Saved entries
————————

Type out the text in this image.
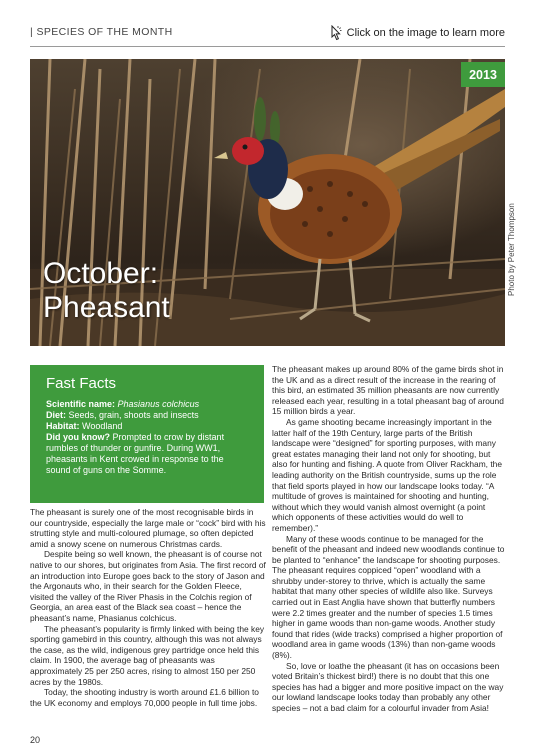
| SPECIES OF THE MONTH	Click on the image to learn more
2013
October:
Pheasant
Photo by Peter Thompson
Fast Facts

Scientific name: Phasianus colchicus

Diet: Seeds, grain, shoots and insects

Habitat: Woodland

Did you know? Prompted to crow by distant rumbles of thunder or gunfire. During WW1, pheasants in Kent crowed in response to the sound of guns on the Somme.

The pheasant is surely one of the most recognisable birds in our countryside, especially the large male or “cock” bird with his strutting style and multi-coloured plumage, so often depicted amid a snowy scene on numerous Christmas cards.

Despite being so well known, the pheasant is of course not native to our shores, but originates from Asia. The first record of an introduction into Europe goes back to the story of Jason and the Argonauts who, in their search for the Golden Fleece, visited the valley of the River Phasis in the Colchis region of Georgia, an area east of the Black sea coast – hence the pheasant’s name, Phasianus colchicus.

The pheasant’s popularity is firmly linked with being the key sporting gamebird in this country, although this was not always the case, as the wild, indigenous grey partridge once held this claim. In 1900, the average bag of pheasants was approximately 25 per 250 acres, rising to almost 150 per 250 acres by the 1980s.

Today, the shooting industry is worth around £1.6 billion to the UK economy and employs 70,000 people in full time jobs.

The pheasant makes up around 80% of the game birds shot in the UK and as a direct result of the increase in the rearing of this bird, an estimated 35 million pheasants are now currently released each year, resulting in a total pheasant bag of around 15 million birds a year.

As game shooting became increasingly important in the latter half of the 19th Century, large parts of the British landscape were “designed” for sporting purposes, with many great estates managing their land not only for shooting, but also for hunting and fishing. A quote from Oliver Rackham, the leading authority on the British countryside, sums up the role that field sports played in how our landscape looks today. “A multitude of groves is maintained for shooting and hunting, without which they would vanish almost overnight (a point which opponents of these activities would do well to remember).”

Many of these woods continue to be managed for the benefit of the pheasant and indeed new woodlands continue to be planted to “enhance” the landscape for shooting purposes. The pheasant requires coppiced “open” woodland with a shrubby under-storey to thrive, which is actually the same habitat that many other species of wildlife also like. Surveys carried out in East Anglia have shown that butterfly numbers were 2.2 times greater and the number of species 1.5 times higher in game woods than non-game woods. Another study found that rides (wide tracks) comprised a higher proportion of woodland area in game woods (13%) than non-game woods (8%).

So, love or loathe the pheasant (it has on occasions been voted Britain’s thickest bird!) there is no doubt that this one species has had a bigger and more positive impact on the way our lowland landscape looks today than probably any other species – not a bad claim for a colourful invader from Asia!

20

————————

[TASK]: Look through the material and copy each line that has "image".

[OUTPUT BELOW]:
Type out the text in this image.
| SPECIES OF THE MONTH	Click on the image to learn more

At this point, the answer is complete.